» Set problem: Below are some records; retype all of them exactly.

········

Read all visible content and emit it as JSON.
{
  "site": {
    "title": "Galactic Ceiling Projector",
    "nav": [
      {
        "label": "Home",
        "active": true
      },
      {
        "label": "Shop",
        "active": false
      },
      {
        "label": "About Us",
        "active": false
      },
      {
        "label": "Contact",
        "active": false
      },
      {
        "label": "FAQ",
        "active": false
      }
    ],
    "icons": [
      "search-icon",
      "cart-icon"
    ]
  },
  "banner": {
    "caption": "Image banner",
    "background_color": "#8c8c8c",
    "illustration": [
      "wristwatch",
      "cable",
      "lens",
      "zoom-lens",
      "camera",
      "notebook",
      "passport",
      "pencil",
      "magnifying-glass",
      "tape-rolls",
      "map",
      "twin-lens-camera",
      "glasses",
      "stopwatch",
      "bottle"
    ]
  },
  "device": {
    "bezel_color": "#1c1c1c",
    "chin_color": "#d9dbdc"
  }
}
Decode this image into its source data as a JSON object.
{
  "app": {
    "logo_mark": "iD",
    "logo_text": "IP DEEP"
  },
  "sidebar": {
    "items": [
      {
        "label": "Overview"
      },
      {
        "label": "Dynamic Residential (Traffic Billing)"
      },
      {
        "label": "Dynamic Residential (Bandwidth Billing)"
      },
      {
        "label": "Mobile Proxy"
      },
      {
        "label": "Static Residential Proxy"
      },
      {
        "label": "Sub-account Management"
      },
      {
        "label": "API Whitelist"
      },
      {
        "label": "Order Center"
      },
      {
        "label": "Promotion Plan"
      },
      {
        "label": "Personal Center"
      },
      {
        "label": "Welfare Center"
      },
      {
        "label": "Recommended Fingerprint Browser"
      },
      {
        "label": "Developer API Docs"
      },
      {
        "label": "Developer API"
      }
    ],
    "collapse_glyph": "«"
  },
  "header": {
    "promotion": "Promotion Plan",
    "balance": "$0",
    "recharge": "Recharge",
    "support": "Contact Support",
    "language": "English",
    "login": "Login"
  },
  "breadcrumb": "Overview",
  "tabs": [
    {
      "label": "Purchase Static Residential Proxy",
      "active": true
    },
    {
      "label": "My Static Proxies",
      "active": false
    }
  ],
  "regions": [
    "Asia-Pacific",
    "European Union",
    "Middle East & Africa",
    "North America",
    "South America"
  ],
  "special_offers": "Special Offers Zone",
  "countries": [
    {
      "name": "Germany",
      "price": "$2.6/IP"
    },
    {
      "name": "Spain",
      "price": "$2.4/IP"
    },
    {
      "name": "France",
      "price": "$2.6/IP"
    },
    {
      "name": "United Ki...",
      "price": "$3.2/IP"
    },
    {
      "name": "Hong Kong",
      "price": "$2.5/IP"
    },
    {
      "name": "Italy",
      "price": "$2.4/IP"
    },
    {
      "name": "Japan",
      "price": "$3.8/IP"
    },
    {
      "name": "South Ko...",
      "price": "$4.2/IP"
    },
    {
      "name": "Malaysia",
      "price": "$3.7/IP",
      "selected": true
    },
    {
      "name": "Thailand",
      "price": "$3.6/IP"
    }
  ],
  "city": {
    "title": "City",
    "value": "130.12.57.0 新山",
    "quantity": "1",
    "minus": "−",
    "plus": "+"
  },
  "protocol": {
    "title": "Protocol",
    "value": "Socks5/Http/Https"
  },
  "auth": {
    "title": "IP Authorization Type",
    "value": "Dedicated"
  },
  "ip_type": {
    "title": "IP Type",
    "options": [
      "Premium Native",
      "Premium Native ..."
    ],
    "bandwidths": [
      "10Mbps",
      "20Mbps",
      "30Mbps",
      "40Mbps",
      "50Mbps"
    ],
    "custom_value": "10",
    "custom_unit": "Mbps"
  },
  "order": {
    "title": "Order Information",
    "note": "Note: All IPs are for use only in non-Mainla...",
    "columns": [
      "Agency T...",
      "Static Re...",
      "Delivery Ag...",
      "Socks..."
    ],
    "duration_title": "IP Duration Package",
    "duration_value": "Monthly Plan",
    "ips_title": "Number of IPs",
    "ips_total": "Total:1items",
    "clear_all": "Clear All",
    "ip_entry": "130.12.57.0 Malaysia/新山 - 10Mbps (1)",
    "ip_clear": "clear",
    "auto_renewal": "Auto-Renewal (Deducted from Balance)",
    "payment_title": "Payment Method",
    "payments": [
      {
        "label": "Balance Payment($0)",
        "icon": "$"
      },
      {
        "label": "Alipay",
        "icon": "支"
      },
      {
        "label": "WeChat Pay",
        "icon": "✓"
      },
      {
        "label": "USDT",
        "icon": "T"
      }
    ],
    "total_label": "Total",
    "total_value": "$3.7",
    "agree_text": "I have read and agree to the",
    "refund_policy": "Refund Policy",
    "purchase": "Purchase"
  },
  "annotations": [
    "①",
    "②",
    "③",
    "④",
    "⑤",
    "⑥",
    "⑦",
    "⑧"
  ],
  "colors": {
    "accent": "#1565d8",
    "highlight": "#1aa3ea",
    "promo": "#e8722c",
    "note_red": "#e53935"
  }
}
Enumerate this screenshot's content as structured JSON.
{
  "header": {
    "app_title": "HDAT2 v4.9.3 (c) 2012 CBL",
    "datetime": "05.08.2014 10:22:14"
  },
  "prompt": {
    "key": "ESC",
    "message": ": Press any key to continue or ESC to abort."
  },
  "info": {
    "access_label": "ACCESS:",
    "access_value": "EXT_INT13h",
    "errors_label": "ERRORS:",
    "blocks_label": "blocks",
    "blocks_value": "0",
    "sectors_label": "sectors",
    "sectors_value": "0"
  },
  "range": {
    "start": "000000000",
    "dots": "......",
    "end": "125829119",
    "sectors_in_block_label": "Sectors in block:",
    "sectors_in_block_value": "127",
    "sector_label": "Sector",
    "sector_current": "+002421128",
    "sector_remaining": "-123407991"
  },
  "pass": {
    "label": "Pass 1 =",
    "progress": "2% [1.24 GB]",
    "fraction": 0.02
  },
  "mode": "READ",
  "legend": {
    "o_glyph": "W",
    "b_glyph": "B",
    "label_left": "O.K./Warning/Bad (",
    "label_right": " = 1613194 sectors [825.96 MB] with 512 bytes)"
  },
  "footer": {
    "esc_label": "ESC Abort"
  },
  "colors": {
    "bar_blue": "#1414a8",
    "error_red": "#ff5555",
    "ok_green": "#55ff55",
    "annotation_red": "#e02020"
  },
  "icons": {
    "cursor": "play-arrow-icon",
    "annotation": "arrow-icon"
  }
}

········

» Right answer:
Read all visible content and emit it as JSON.
{
  "site": {
    "title": "Galactic Ceiling Projector",
    "nav": [
      {
        "label": "Home",
        "active": true
      },
      {
        "label": "Shop",
        "active": false
      },
      {
        "label": "About Us",
        "active": false
      },
      {
        "label": "Contact",
        "active": false
      },
      {
        "label": "FAQ",
        "active": false
      }
    ],
    "icons": [
      "search-icon",
      "cart-icon"
    ]
  },
  "banner": {
    "caption": "Image banner",
    "background_color": "#8c8c8c",
    "illustration": [
      "wristwatch",
      "cable",
      "lens",
      "zoom-lens",
      "camera",
      "notebook",
      "passport",
      "pencil",
      "magnifying-glass",
      "tape-rolls",
      "map",
      "twin-lens-camera",
      "glasses",
      "stopwatch",
      "bottle"
    ]
  },
  "device": {
    "bezel_color": "#1c1c1c",
    "chin_color": "#d9dbdc"
  }
}
Decode this image into its source data as a JSON object.
{
  "app": {
    "logo_mark": "iD",
    "logo_text": "IP DEEP"
  },
  "sidebar": {
    "items": [
      {
        "label": "Overview"
      },
      {
        "label": "Dynamic Residential (Traffic Billing)"
      },
      {
        "label": "Dynamic Residential (Bandwidth Billing)"
      },
      {
        "label": "Mobile Proxy"
      },
      {
        "label": "Static Residential Proxy"
      },
      {
        "label": "Sub-account Management"
      },
      {
        "label": "API Whitelist"
      },
      {
        "label": "Order Center"
      },
      {
        "label": "Promotion Plan"
      },
      {
        "label": "Personal Center"
      },
      {
        "label": "Welfare Center"
      },
      {
        "label": "Recommended Fingerprint Browser"
      },
      {
        "label": "Developer API Docs"
      },
      {
        "label": "Developer API"
      }
    ],
    "collapse_glyph": "«"
  },
  "header": {
    "promotion": "Promotion Plan",
    "balance": "$0",
    "recharge": "Recharge",
    "support": "Contact Support",
    "language": "English",
    "login": "Login"
  },
  "breadcrumb": "Overview",
  "tabs": [
    {
      "label": "Purchase Static Residential Proxy",
      "active": true
    },
    {
      "label": "My Static Proxies",
      "active": false
    }
  ],
  "regions": [
    "Asia-Pacific",
    "European Union",
    "Middle East & Africa",
    "North America",
    "South America"
  ],
  "special_offers": "Special Offers Zone",
  "countries": [
    {
      "name": "Germany",
      "price": "$2.6/IP"
    },
    {
      "name": "Spain",
      "price": "$2.4/IP"
    },
    {
      "name": "France",
      "price": "$2.6/IP"
    },
    {
      "name": "United Ki...",
      "price": "$3.2/IP"
    },
    {
      "name": "Hong Kong",
      "price": "$2.5/IP"
    },
    {
      "name": "Italy",
      "price": "$2.4/IP"
    },
    {
      "name": "Japan",
      "price": "$3.8/IP"
    },
    {
      "name": "South Ko...",
      "price": "$4.2/IP"
    },
    {
      "name": "Malaysia",
      "price": "$3.7/IP",
      "selected": true
    },
    {
      "name": "Thailand",
      "price": "$3.6/IP"
    }
  ],
  "city": {
    "title": "City",
    "value": "130.12.57.0 新山",
    "quantity": "1",
    "minus": "−",
    "plus": "+"
  },
  "protocol": {
    "title": "Protocol",
    "value": "Socks5/Http/Https"
  },
  "auth": {
    "title": "IP Authorization Type",
    "value": "Dedicated"
  },
  "ip_type": {
    "title": "IP Type",
    "options": [
      "Premium Native",
      "Premium Native ..."
    ],
    "bandwidths": [
      "10Mbps",
      "20Mbps",
      "30Mbps",
      "40Mbps",
      "50Mbps"
    ],
    "custom_value": "10",
    "custom_unit": "Mbps"
  },
  "order": {
    "title": "Order Information",
    "note": "Note: All IPs are for use only in non-Mainla...",
    "columns": [
      "Agency T...",
      "Static Re...",
      "Delivery Ag...",
      "Socks..."
    ],
    "duration_title": "IP Duration Package",
    "duration_value": "Monthly Plan",
    "ips_title": "Number of IPs",
    "ips_total": "Total:1items",
    "clear_all": "Clear All",
    "ip_entry": "130.12.57.0 Malaysia/新山 - 10Mbps (1)",
    "ip_clear": "clear",
    "auto_renewal": "Auto-Renewal (Deducted from Balance)",
    "payment_title": "Payment Method",
    "payments": [
      {
        "label": "Balance Payment($0)",
        "icon": "$"
      },
      {
        "label": "Alipay",
        "icon": "支"
      },
      {
        "label": "WeChat Pay",
        "icon": "✓"
      },
      {
        "label": "USDT",
        "icon": "T"
      }
    ],
    "total_label": "Total",
    "total_value": "$3.7",
    "agree_text": "I have read and agree to the",
    "refund_policy": "Refund Policy",
    "purchase": "Purchase"
  },
  "annotations": [
    "①",
    "②",
    "③",
    "④",
    "⑤",
    "⑥",
    "⑦",
    "⑧"
  ],
  "colors": {
    "accent": "#1565d8",
    "highlight": "#1aa3ea",
    "promo": "#e8722c",
    "note_red": "#e53935"
  }
}
Enumerate this screenshot's content as structured JSON.
{
  "header": {
    "app_title": "HDAT2 v4.9.3 (c) 2012 CBL",
    "datetime": "05.08.2014 10:22:14"
  },
  "prompt": {
    "key": "ESC",
    "message": ": Press any key to continue or ESC to abort."
  },
  "info": {
    "access_label": "ACCESS:",
    "access_value": "EXT_INT13h",
    "errors_label": "ERRORS:",
    "blocks_label": "blocks",
    "blocks_value": "0",
    "sectors_label": "sectors",
    "sectors_value": "0"
  },
  "range": {
    "start": "000000000",
    "dots": "......",
    "end": "125829119",
    "sectors_in_block_label": "Sectors in block:",
    "sectors_in_block_value": "127",
    "sector_label": "Sector",
    "sector_current": "+002421128",
    "sector_remaining": "-123407991"
  },
  "pass": {
    "label": "Pass 1 =",
    "progress": "2% [1.24 GB]",
    "fraction": 0.02
  },
  "mode": "READ",
  "legend": {
    "o_glyph": "W",
    "b_glyph": "B",
    "label_left": "O.K./Warning/Bad (",
    "label_right": " = 1613194 sectors [825.96 MB] with 512 bytes)"
  },
  "footer": {
    "esc_label": "ESC Abort"
  },
  "colors": {
    "bar_blue": "#1414a8",
    "error_red": "#ff5555",
    "ok_green": "#55ff55",
    "annotation_red": "#e02020"
  },
  "icons": {
    "cursor": "play-arrow-icon",
    "annotation": "arrow-icon"
  }
}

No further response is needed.